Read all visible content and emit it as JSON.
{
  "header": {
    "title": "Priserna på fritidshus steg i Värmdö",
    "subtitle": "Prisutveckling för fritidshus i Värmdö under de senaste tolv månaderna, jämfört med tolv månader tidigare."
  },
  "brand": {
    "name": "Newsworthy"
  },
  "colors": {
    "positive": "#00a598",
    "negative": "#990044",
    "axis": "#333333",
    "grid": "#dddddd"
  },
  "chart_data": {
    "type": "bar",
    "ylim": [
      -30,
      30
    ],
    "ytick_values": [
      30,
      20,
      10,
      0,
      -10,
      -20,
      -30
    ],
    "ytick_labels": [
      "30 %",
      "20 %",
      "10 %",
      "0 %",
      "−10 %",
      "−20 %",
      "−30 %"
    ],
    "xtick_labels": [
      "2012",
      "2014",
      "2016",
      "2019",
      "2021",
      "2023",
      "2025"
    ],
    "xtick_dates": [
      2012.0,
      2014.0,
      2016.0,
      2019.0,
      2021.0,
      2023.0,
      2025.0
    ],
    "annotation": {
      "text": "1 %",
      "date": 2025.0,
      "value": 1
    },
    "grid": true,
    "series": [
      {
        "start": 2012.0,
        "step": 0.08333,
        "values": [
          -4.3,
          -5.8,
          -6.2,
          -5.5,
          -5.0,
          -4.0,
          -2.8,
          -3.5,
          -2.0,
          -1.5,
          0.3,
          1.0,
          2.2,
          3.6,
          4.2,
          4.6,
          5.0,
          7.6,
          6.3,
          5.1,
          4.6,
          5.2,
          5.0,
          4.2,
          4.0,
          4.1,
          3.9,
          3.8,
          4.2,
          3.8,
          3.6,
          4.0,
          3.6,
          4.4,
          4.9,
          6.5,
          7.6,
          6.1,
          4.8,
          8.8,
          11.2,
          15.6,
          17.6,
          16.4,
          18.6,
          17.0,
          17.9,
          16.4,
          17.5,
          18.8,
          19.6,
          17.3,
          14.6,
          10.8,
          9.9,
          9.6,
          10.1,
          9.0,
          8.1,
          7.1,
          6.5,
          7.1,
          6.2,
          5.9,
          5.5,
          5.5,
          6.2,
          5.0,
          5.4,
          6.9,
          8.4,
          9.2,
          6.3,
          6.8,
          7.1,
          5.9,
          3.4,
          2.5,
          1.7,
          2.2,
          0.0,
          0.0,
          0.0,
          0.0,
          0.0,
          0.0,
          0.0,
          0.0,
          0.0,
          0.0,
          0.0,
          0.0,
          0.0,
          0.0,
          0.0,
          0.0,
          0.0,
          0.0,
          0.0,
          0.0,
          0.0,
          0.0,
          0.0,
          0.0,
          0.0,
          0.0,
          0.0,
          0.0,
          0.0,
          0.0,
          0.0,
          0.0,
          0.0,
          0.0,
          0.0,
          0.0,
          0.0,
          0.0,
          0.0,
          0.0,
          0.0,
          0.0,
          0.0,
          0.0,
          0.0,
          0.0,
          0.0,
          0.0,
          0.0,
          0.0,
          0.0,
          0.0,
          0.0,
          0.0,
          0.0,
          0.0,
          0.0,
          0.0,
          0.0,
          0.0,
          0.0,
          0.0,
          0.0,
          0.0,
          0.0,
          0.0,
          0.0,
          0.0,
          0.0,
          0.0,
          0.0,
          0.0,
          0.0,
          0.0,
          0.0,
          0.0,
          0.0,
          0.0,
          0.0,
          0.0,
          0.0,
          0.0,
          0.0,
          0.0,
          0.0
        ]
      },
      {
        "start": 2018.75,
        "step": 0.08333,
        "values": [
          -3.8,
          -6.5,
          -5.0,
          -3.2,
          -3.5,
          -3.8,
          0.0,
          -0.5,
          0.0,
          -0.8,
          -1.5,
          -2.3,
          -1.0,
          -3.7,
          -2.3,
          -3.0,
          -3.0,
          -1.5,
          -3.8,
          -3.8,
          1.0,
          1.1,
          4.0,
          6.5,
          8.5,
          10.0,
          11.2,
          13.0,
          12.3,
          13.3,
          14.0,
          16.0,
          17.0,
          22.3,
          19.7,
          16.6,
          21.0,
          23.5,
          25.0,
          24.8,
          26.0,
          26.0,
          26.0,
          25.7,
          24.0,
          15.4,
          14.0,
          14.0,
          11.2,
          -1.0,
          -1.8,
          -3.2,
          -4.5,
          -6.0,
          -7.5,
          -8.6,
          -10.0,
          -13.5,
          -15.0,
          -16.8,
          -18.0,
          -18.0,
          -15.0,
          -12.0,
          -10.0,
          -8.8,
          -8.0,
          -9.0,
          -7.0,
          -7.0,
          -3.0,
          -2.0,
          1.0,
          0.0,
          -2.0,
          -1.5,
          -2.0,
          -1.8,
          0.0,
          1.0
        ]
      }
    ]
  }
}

* **TASK TO CARRY OUT**: Return the entries in full, keeping every line exactly as it is.

* **SOLUTION**:
Read all visible content and emit it as JSON.
{
  "header": {
    "title": "Priserna på fritidshus steg i Värmdö",
    "subtitle": "Prisutveckling för fritidshus i Värmdö under de senaste tolv månaderna, jämfört med tolv månader tidigare."
  },
  "brand": {
    "name": "Newsworthy"
  },
  "colors": {
    "positive": "#00a598",
    "negative": "#990044",
    "axis": "#333333",
    "grid": "#dddddd"
  },
  "chart_data": {
    "type": "bar",
    "ylim": [
      -30,
      30
    ],
    "ytick_values": [
      30,
      20,
      10,
      0,
      -10,
      -20,
      -30
    ],
    "ytick_labels": [
      "30 %",
      "20 %",
      "10 %",
      "0 %",
      "−10 %",
      "−20 %",
      "−30 %"
    ],
    "xtick_labels": [
      "2012",
      "2014",
      "2016",
      "2019",
      "2021",
      "2023",
      "2025"
    ],
    "xtick_dates": [
      2012.0,
      2014.0,
      2016.0,
      2019.0,
      2021.0,
      2023.0,
      2025.0
    ],
    "annotation": {
      "text": "1 %",
      "date": 2025.0,
      "value": 1
    },
    "grid": true,
    "series": [
      {
        "start": 2012.0,
        "step": 0.08333,
        "values": [
          -4.3,
          -5.8,
          -6.2,
          -5.5,
          -5.0,
          -4.0,
          -2.8,
          -3.5,
          -2.0,
          -1.5,
          0.3,
          1.0,
          2.2,
          3.6,
          4.2,
          4.6,
          5.0,
          7.6,
          6.3,
          5.1,
          4.6,
          5.2,
          5.0,
          4.2,
          4.0,
          4.1,
          3.9,
          3.8,
          4.2,
          3.8,
          3.6,
          4.0,
          3.6,
          4.4,
          4.9,
          6.5,
          7.6,
          6.1,
          4.8,
          8.8,
          11.2,
          15.6,
          17.6,
          16.4,
          18.6,
          17.0,
          17.9,
          16.4,
          17.5,
          18.8,
          19.6,
          17.3,
          14.6,
          10.8,
          9.9,
          9.6,
          10.1,
          9.0,
          8.1,
          7.1,
          6.5,
          7.1,
          6.2,
          5.9,
          5.5,
          5.5,
          6.2,
          5.0,
          5.4,
          6.9,
          8.4,
          9.2,
          6.3,
          6.8,
          7.1,
          5.9,
          3.4,
          2.5,
          1.7,
          2.2,
          0.0,
          0.0,
          0.0,
          0.0,
          0.0,
          0.0,
          0.0,
          0.0,
          0.0,
          0.0,
          0.0,
          0.0,
          0.0,
          0.0,
          0.0,
          0.0,
          0.0,
          0.0,
          0.0,
          0.0,
          0.0,
          0.0,
          0.0,
          0.0,
          0.0,
          0.0,
          0.0,
          0.0,
          0.0,
          0.0,
          0.0,
          0.0,
          0.0,
          0.0,
          0.0,
          0.0,
          0.0,
          0.0,
          0.0,
          0.0,
          0.0,
          0.0,
          0.0,
          0.0,
          0.0,
          0.0,
          0.0,
          0.0,
          0.0,
          0.0,
          0.0,
          0.0,
          0.0,
          0.0,
          0.0,
          0.0,
          0.0,
          0.0,
          0.0,
          0.0,
          0.0,
          0.0,
          0.0,
          0.0,
          0.0,
          0.0,
          0.0,
          0.0,
          0.0,
          0.0,
          0.0,
          0.0,
          0.0,
          0.0,
          0.0,
          0.0,
          0.0,
          0.0,
          0.0,
          0.0,
          0.0,
          0.0,
          0.0,
          0.0,
          0.0
        ]
      },
      {
        "start": 2018.75,
        "step": 0.08333,
        "values": [
          -3.8,
          -6.5,
          -5.0,
          -3.2,
          -3.5,
          -3.8,
          0.0,
          -0.5,
          0.0,
          -0.8,
          -1.5,
          -2.3,
          -1.0,
          -3.7,
          -2.3,
          -3.0,
          -3.0,
          -1.5,
          -3.8,
          -3.8,
          1.0,
          1.1,
          4.0,
          6.5,
          8.5,
          10.0,
          11.2,
          13.0,
          12.3,
          13.3,
          14.0,
          16.0,
          17.0,
          22.3,
          19.7,
          16.6,
          21.0,
          23.5,
          25.0,
          24.8,
          26.0,
          26.0,
          26.0,
          25.7,
          24.0,
          15.4,
          14.0,
          14.0,
          11.2,
          -1.0,
          -1.8,
          -3.2,
          -4.5,
          -6.0,
          -7.5,
          -8.6,
          -10.0,
          -13.5,
          -15.0,
          -16.8,
          -18.0,
          -18.0,
          -15.0,
          -12.0,
          -10.0,
          -8.8,
          -8.0,
          -9.0,
          -7.0,
          -7.0,
          -3.0,
          -2.0,
          1.0,
          0.0,
          -2.0,
          -1.5,
          -2.0,
          -1.8,
          0.0,
          1.0
        ]
      }
    ]
  }
}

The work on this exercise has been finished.